_Task requirements_
In the listing below, count each line containing "Setup" and answer with the count only.

_Source records_

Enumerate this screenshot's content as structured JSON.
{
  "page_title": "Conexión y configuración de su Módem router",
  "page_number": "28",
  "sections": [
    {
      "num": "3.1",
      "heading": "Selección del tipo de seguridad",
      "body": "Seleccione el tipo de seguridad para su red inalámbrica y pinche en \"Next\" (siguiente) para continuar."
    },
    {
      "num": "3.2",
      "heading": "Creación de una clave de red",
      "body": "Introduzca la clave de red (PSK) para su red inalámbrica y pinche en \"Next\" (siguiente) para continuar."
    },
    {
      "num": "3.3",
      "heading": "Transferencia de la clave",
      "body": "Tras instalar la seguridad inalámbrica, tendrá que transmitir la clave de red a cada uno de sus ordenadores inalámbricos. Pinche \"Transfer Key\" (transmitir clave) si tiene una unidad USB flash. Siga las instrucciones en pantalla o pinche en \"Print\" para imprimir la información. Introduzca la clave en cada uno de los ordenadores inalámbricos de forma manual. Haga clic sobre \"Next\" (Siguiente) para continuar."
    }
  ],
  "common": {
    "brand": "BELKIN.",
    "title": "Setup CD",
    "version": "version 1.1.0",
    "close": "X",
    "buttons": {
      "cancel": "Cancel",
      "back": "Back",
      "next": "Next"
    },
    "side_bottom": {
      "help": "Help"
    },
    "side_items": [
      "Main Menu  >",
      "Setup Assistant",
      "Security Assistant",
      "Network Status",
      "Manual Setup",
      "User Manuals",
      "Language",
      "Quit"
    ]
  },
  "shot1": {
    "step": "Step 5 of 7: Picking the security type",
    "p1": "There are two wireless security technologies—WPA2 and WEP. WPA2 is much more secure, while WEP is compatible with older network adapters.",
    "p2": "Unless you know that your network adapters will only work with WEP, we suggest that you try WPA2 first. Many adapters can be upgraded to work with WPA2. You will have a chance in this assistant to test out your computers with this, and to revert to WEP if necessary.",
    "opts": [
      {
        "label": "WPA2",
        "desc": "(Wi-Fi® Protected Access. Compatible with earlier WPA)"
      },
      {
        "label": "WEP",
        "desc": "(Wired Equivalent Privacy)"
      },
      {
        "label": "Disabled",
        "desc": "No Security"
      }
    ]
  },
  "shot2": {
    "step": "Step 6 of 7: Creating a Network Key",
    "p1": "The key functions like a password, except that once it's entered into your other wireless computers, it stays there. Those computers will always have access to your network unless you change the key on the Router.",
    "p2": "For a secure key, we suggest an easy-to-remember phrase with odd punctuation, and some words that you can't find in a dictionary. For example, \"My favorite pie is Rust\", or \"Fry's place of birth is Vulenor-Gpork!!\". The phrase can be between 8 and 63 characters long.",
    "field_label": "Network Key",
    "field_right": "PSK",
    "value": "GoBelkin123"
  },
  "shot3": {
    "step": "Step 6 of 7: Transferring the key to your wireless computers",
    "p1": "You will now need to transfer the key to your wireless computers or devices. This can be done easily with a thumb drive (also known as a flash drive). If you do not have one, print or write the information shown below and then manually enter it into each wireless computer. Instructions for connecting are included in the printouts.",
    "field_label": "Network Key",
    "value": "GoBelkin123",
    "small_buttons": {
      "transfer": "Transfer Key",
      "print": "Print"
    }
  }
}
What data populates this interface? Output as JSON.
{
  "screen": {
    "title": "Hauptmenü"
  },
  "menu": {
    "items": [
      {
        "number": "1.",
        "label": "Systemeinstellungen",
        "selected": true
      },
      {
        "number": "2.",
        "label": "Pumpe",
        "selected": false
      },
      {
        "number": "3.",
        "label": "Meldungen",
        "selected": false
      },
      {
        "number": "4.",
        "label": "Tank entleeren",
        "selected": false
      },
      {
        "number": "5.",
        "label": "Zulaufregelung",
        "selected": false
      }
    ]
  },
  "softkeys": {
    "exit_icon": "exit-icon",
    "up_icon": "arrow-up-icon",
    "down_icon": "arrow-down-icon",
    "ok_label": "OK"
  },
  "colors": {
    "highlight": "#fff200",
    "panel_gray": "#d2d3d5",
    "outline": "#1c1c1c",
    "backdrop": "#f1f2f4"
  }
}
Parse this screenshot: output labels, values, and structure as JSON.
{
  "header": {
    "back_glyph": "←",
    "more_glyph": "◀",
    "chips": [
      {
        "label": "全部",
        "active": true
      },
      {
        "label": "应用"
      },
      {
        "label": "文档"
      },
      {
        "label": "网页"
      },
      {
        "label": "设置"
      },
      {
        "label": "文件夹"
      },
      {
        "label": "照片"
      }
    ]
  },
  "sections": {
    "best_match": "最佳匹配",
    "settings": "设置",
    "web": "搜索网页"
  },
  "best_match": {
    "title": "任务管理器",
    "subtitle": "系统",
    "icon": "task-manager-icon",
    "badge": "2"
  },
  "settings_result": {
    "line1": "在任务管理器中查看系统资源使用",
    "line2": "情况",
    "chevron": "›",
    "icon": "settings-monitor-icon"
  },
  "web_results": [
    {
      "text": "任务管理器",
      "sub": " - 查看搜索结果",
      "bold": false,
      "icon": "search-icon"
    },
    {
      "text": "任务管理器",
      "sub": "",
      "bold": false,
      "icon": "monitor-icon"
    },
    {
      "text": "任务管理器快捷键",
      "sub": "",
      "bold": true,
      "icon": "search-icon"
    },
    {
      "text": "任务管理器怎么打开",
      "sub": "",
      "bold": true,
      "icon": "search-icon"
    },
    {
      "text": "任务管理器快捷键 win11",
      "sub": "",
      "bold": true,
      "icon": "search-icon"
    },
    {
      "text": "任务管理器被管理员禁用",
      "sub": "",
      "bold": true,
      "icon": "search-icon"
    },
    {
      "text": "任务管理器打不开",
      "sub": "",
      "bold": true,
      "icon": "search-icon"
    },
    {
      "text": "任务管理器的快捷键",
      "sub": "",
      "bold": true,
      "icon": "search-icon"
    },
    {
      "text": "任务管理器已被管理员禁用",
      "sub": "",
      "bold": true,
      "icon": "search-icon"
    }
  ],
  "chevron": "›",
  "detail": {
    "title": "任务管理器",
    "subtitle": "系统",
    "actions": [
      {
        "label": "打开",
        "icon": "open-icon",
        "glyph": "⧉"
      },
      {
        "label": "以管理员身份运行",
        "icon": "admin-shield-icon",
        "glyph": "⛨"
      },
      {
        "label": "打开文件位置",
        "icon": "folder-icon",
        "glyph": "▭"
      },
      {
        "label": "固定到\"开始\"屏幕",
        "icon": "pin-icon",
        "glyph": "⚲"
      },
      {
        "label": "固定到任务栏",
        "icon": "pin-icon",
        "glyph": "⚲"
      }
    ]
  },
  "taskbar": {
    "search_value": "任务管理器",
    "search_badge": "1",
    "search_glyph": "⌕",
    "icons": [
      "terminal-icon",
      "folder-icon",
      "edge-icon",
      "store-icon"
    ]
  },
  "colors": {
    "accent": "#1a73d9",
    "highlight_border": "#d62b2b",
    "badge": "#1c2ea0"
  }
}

_Finished task_
3